→ **WHAT YOU NEED TO DO**
Skip the pictures. Quote every line below, exactly, from the one with "Enumerate this screenshot's" through the final line.

→ **Dataset records**

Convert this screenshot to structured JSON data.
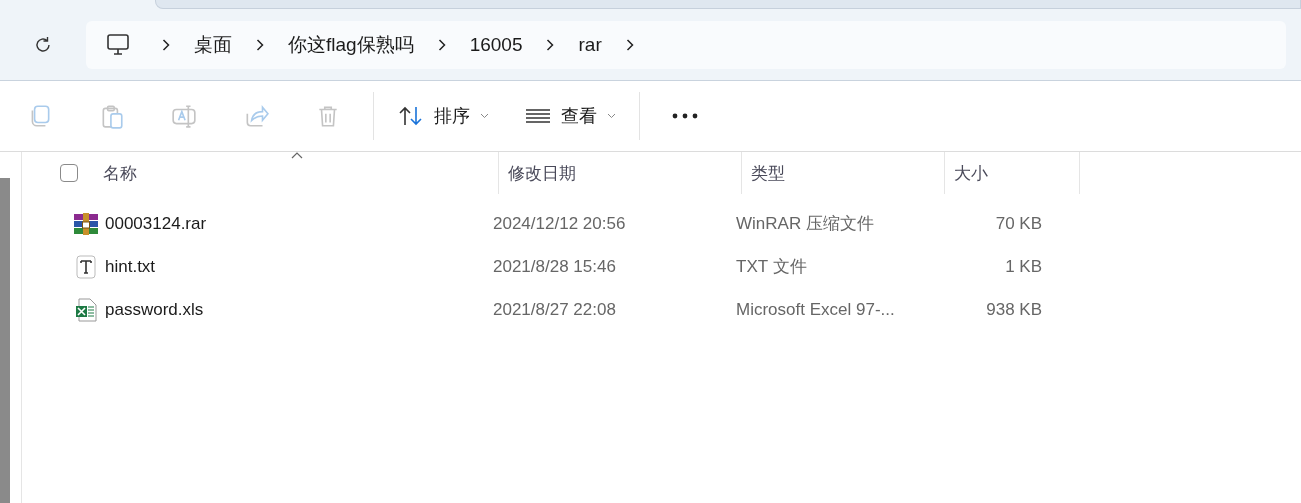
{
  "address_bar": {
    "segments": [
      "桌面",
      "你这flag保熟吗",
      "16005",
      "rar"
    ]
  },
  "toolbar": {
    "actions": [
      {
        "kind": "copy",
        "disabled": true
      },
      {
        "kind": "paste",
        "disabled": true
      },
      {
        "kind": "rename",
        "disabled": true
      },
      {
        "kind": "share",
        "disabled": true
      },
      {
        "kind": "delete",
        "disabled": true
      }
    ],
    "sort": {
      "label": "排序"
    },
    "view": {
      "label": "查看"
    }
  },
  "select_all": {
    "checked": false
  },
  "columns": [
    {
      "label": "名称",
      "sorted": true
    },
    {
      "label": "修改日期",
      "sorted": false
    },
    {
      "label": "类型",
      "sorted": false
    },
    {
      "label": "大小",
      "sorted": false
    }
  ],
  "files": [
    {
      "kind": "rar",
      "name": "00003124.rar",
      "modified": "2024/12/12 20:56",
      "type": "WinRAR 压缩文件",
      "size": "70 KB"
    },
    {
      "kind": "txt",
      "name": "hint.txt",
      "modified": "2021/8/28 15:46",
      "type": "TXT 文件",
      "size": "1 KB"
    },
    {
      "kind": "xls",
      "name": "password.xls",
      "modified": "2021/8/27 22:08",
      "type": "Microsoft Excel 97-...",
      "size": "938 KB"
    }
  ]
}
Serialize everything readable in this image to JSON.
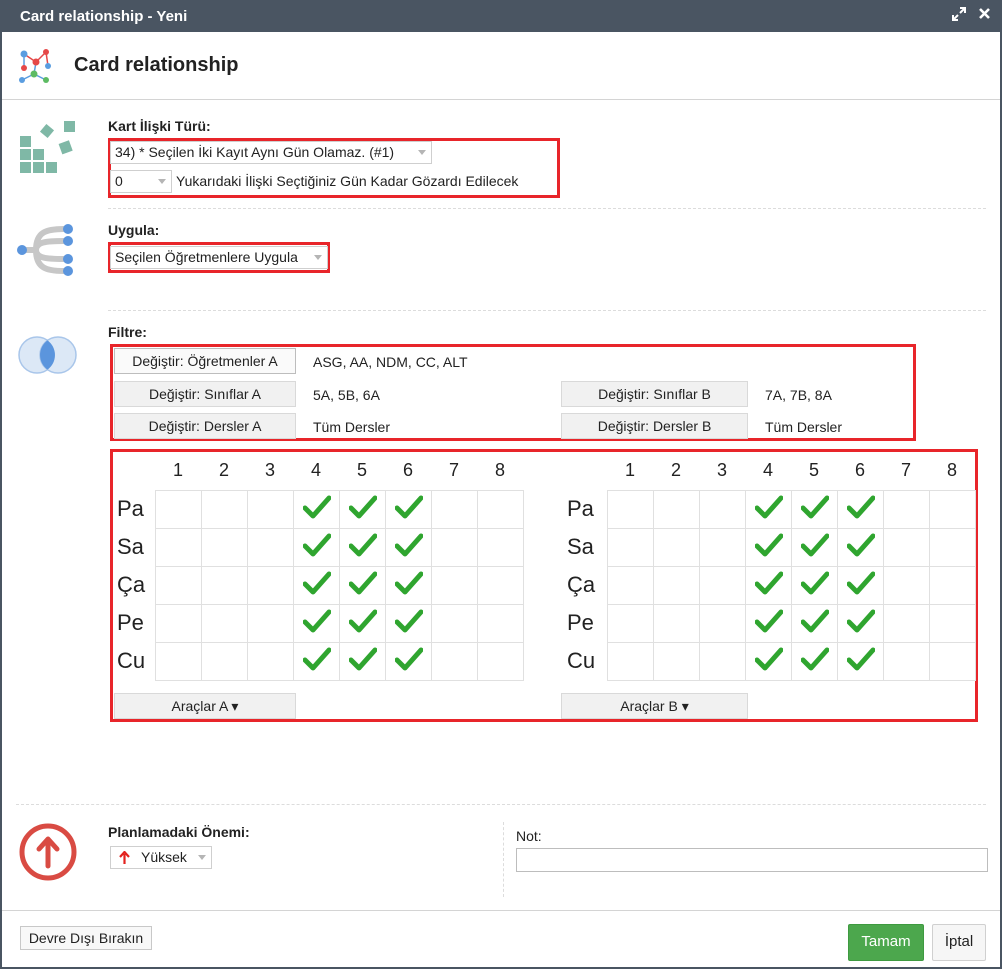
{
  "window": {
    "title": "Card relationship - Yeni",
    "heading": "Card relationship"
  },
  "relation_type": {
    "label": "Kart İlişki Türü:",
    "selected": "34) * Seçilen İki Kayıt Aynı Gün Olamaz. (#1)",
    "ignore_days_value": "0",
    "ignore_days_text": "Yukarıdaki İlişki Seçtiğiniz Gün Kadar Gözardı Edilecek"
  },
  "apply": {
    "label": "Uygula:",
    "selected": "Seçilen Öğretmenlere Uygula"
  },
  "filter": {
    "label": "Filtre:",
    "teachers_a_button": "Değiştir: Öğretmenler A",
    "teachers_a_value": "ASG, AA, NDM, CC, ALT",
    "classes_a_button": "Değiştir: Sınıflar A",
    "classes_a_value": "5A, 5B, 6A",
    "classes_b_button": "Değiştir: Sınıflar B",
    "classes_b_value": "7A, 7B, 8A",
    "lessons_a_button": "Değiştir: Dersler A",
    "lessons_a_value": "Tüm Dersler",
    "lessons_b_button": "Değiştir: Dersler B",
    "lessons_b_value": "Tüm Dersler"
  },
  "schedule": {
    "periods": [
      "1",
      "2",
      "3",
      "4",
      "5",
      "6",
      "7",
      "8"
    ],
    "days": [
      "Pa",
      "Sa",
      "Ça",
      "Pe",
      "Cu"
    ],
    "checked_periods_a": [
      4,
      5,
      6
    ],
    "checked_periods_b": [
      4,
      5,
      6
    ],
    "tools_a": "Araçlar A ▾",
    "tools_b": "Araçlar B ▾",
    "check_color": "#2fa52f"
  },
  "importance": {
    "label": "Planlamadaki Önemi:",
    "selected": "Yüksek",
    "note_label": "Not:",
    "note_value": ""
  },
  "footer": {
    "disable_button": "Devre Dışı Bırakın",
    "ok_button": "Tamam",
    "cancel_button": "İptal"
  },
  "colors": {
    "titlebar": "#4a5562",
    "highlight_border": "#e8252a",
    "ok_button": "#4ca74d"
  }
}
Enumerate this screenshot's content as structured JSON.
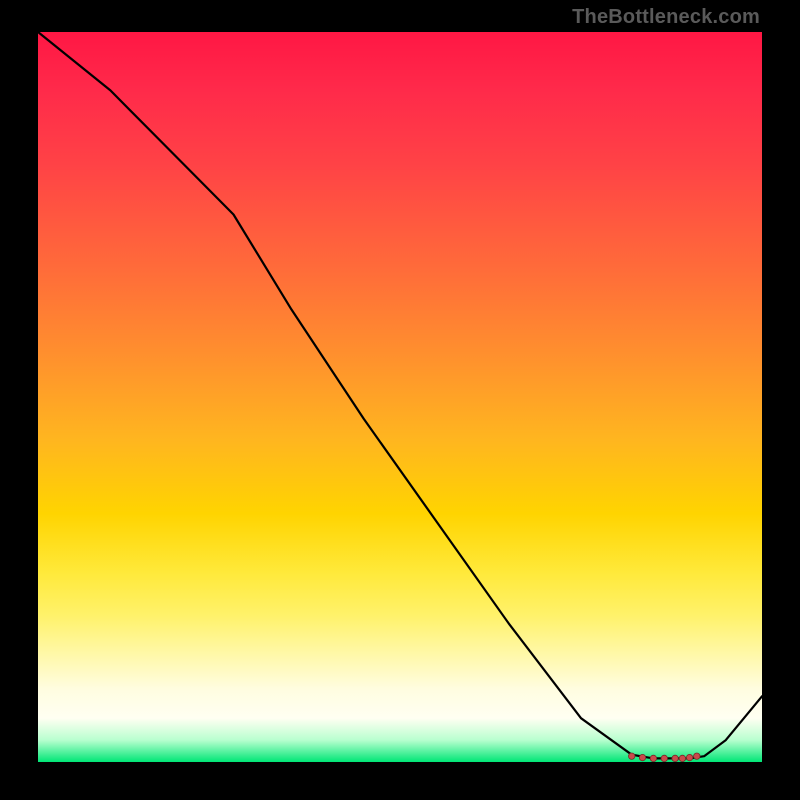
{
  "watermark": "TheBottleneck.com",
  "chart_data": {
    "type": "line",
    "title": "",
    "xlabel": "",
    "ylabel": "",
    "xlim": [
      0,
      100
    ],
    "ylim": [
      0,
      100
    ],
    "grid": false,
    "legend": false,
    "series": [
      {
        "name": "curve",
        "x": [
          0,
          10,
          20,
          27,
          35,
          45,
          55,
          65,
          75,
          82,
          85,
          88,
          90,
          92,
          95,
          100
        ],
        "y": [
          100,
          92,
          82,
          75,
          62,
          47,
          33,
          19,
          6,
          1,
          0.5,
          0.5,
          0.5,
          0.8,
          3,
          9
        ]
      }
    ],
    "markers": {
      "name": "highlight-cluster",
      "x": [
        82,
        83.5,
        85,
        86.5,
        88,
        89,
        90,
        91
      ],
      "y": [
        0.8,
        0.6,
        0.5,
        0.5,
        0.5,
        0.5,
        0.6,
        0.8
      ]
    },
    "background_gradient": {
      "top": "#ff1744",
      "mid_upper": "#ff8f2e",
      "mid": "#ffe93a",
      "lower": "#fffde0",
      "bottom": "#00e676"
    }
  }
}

→ **WRITTEN SOLUTION**
Enumerate this screenshot's content as structured JSON.
{
  "watermark": "TheBottleneck.com",
  "chart_data": {
    "type": "line",
    "title": "",
    "xlabel": "",
    "ylabel": "",
    "xlim": [
      0,
      100
    ],
    "ylim": [
      0,
      100
    ],
    "grid": false,
    "legend": false,
    "series": [
      {
        "name": "curve",
        "x": [
          0,
          10,
          20,
          27,
          35,
          45,
          55,
          65,
          75,
          82,
          85,
          88,
          90,
          92,
          95,
          100
        ],
        "y": [
          100,
          92,
          82,
          75,
          62,
          47,
          33,
          19,
          6,
          1,
          0.5,
          0.5,
          0.5,
          0.8,
          3,
          9
        ]
      }
    ],
    "markers": {
      "name": "highlight-cluster",
      "x": [
        82,
        83.5,
        85,
        86.5,
        88,
        89,
        90,
        91
      ],
      "y": [
        0.8,
        0.6,
        0.5,
        0.5,
        0.5,
        0.5,
        0.6,
        0.8
      ]
    },
    "background_gradient": {
      "top": "#ff1744",
      "mid_upper": "#ff8f2e",
      "mid": "#ffe93a",
      "lower": "#fffde0",
      "bottom": "#00e676"
    }
  }
}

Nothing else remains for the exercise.